:: Entries
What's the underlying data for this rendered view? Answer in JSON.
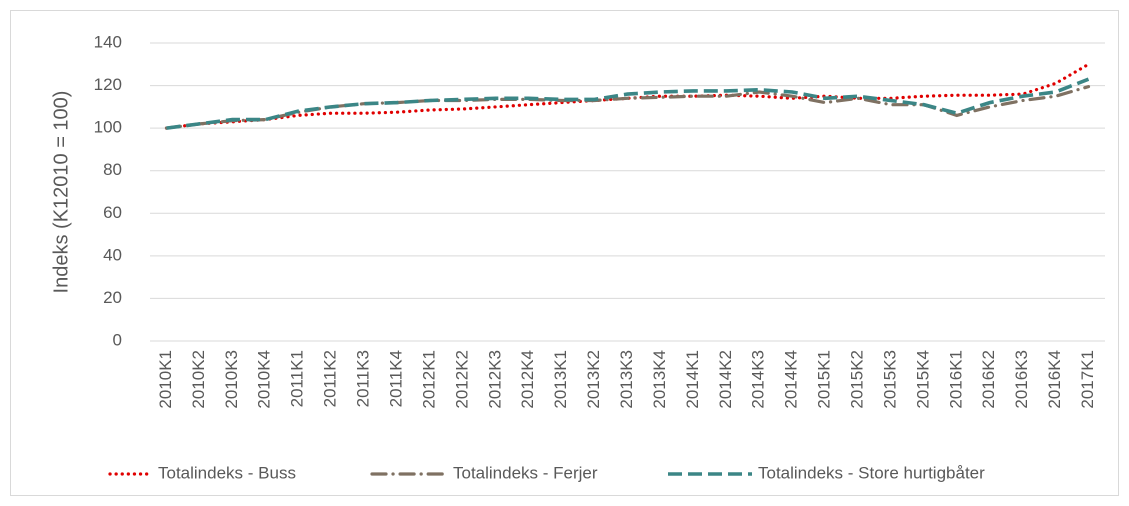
{
  "chart_data": {
    "type": "line",
    "y_label": "Indeks (K12010 = 100)",
    "categories": [
      "2010K1",
      "2010K2",
      "2010K3",
      "2010K4",
      "2011K1",
      "2011K2",
      "2011K3",
      "2011K4",
      "2012K1",
      "2012K2",
      "2012K3",
      "2012K4",
      "2013K1",
      "2013K2",
      "2013K3",
      "2013K4",
      "2014K1",
      "2014K2",
      "2014K3",
      "2014K4",
      "2015K1",
      "2015K2",
      "2015K3",
      "2015K4",
      "2016K1",
      "2016K2",
      "2016K3",
      "2016K4",
      "2017K1"
    ],
    "series": [
      {
        "name": "Totalindeks - Buss",
        "color": "#e00000",
        "values": [
          100,
          102,
          103,
          104,
          106,
          107,
          107,
          107.5,
          108.5,
          109,
          110,
          111,
          112,
          113,
          114,
          115,
          115,
          115.5,
          115,
          114,
          115,
          114,
          114,
          115,
          115.5,
          115.5,
          116,
          121,
          130
        ]
      },
      {
        "name": "Totalindeks - Ferjer",
        "color": "#7f7162",
        "values": [
          100,
          102,
          103.5,
          104,
          107.5,
          110,
          111.5,
          112,
          113,
          113,
          113.5,
          113.5,
          113,
          113,
          114,
          114.5,
          115,
          115,
          117,
          115,
          112,
          114,
          111,
          111,
          106,
          110,
          113,
          115,
          119.5
        ]
      },
      {
        "name": "Totalindeks - Store hurtigbåter",
        "color": "#3b8686",
        "values": [
          100,
          102,
          104,
          104,
          108,
          110,
          111.5,
          112,
          113,
          113.5,
          114,
          114,
          113.5,
          113.5,
          116,
          117,
          117.5,
          117.5,
          118,
          117,
          114,
          115,
          113,
          111,
          107,
          112,
          115,
          117,
          123
        ]
      }
    ],
    "ylim": [
      0,
      140
    ],
    "yticks": [
      0,
      20,
      40,
      60,
      80,
      100,
      120,
      140
    ],
    "grid": true,
    "legend": "bottom"
  }
}
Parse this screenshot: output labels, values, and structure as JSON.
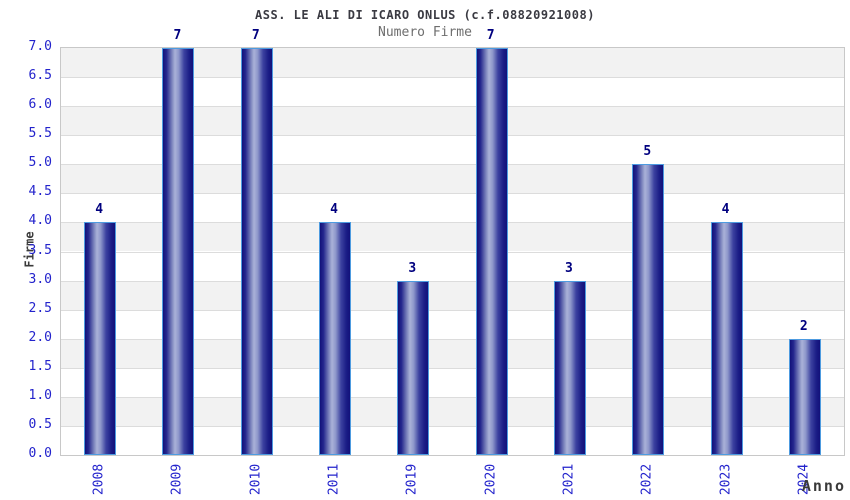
{
  "chart_data": {
    "type": "bar",
    "title": "ASS. LE ALI DI ICARO ONLUS (c.f.08820921008)",
    "subtitle": "Numero Firme",
    "xlabel": "Anno",
    "ylabel": "Firme",
    "categories": [
      "2008",
      "2009",
      "2010",
      "2011",
      "2019",
      "2020",
      "2021",
      "2022",
      "2023",
      "2024"
    ],
    "values": [
      4,
      7,
      7,
      4,
      3,
      7,
      3,
      5,
      4,
      2
    ],
    "ylim": [
      0,
      7
    ],
    "ytick_step": 0.5,
    "ytick_labels": [
      "0.0",
      "0.5",
      "1.0",
      "1.5",
      "2.0",
      "2.5",
      "3.0",
      "3.5",
      "4.0",
      "4.5",
      "5.0",
      "5.5",
      "6.0",
      "6.5",
      "7.0"
    ],
    "grid": "horizontal alternating bands with lines every 0.5",
    "legend": "none",
    "colors": {
      "title": "#3a3a42",
      "subtitle": "#6e6e6e",
      "tick_label": "#2323cc",
      "value_label": "#00007f",
      "axis_title": "#3a3a3a",
      "band_gray": "#f2f2f2",
      "band_white": "#ffffff",
      "grid_line": "#dcdcdc",
      "plot_border": "#c8c8c8",
      "bar_border": "#4d9be0",
      "bar_gradient_stops": [
        "#12117a",
        "#25288e",
        "#7c85bd",
        "#aab2d8",
        "#8f98cb",
        "#3c42a0",
        "#1b1d86",
        "#12117a"
      ],
      "bar_gradient_positions": [
        0,
        12,
        30,
        40,
        52,
        70,
        88,
        100
      ]
    }
  }
}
::::
- **What is being asked**:
Look through the records above and report how many lines hold the word "JSON", giving only the number.

- **Solved exercise**:
2